» **Part of a data file**:
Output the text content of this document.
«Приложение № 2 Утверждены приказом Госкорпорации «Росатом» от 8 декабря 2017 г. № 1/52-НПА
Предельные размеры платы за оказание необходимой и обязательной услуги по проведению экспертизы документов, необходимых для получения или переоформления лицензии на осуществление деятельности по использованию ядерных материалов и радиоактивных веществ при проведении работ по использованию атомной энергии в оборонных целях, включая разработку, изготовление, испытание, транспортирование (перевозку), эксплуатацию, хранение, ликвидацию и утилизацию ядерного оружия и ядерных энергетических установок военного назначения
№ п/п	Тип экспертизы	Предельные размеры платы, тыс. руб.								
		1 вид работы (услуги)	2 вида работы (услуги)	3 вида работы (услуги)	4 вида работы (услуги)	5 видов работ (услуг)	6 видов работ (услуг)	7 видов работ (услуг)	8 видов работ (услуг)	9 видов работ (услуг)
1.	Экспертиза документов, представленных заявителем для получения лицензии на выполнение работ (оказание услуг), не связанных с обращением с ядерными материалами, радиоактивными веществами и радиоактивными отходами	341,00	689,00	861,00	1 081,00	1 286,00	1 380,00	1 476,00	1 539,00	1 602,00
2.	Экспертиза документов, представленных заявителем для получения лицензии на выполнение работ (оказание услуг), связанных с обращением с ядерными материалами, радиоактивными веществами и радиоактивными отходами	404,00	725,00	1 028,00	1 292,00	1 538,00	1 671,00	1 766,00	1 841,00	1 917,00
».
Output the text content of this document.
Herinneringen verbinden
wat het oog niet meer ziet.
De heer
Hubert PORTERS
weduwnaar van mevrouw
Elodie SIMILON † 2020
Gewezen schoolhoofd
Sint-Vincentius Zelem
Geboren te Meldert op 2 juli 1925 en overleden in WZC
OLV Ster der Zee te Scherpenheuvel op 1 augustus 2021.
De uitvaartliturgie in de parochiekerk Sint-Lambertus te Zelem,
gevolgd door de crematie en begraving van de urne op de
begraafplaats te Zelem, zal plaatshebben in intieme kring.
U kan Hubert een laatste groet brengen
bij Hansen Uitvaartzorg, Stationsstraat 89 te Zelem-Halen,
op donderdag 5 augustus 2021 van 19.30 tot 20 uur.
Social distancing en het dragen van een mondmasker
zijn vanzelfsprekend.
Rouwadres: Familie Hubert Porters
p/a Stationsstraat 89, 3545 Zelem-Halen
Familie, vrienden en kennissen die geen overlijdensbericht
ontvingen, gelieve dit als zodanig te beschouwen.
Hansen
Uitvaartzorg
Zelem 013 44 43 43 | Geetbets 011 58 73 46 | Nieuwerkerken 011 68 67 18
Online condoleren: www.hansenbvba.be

» **AIM**:
Repeat the records above exactly, from the first line to the last.

» **CORRECT OUTPUT**:
Output the text content of this document.
«Приложение № 2 Утверждены приказом Госкорпорации «Росатом» от 8 декабря 2017 г. № 1/52-НПА
Предельные размеры платы за оказание необходимой и обязательной услуги по проведению экспертизы документов, необходимых для получения или переоформления лицензии на осуществление деятельности по использованию ядерных материалов и радиоактивных веществ при проведении работ по использованию атомной энергии в оборонных целях, включая разработку, изготовление, испытание, транспортирование (перевозку), эксплуатацию, хранение, ликвидацию и утилизацию ядерного оружия и ядерных энергетических установок военного назначения
№ п/п	Тип экспертизы	Предельные размеры платы, тыс. руб.								
		1 вид работы (услуги)	2 вида работы (услуги)	3 вида работы (услуги)	4 вида работы (услуги)	5 видов работ (услуг)	6 видов работ (услуг)	7 видов работ (услуг)	8 видов работ (услуг)	9 видов работ (услуг)
1.	Экспертиза документов, представленных заявителем для получения лицензии на выполнение работ (оказание услуг), не связанных с обращением с ядерными материалами, радиоактивными веществами и радиоактивными отходами	341,00	689,00	861,00	1 081,00	1 286,00	1 380,00	1 476,00	1 539,00	1 602,00
2.	Экспертиза документов, представленных заявителем для получения лицензии на выполнение работ (оказание услуг), связанных с обращением с ядерными материалами, радиоактивными веществами и радиоактивными отходами	404,00	725,00	1 028,00	1 292,00	1 538,00	1 671,00	1 766,00	1 841,00	1 917,00
».
Output the text content of this document.
Herinneringen verbinden
wat het oog niet meer ziet.
De heer
Hubert PORTERS
weduwnaar van mevrouw
Elodie SIMILON † 2020
Gewezen schoolhoofd
Sint-Vincentius Zelem
Geboren te Meldert op 2 juli 1925 en overleden in WZC
OLV Ster der Zee te Scherpenheuvel op 1 augustus 2021.
De uitvaartliturgie in de parochiekerk Sint-Lambertus te Zelem,
gevolgd door de crematie en begraving van de urne op de
begraafplaats te Zelem, zal plaatshebben in intieme kring.
U kan Hubert een laatste groet brengen
bij Hansen Uitvaartzorg, Stationsstraat 89 te Zelem-Halen,
op donderdag 5 augustus 2021 van 19.30 tot 20 uur.
Social distancing en het dragen van een mondmasker
zijn vanzelfsprekend.
Rouwadres: Familie Hubert Porters
p/a Stationsstraat 89, 3545 Zelem-Halen
Familie, vrienden en kennissen die geen overlijdensbericht
ontvingen, gelieve dit als zodanig te beschouwen.
Hansen
Uitvaartzorg
Zelem 013 44 43 43 | Geetbets 011 58 73 46 | Nieuwerkerken 011 68 67 18
Online condoleren: www.hansenbvba.be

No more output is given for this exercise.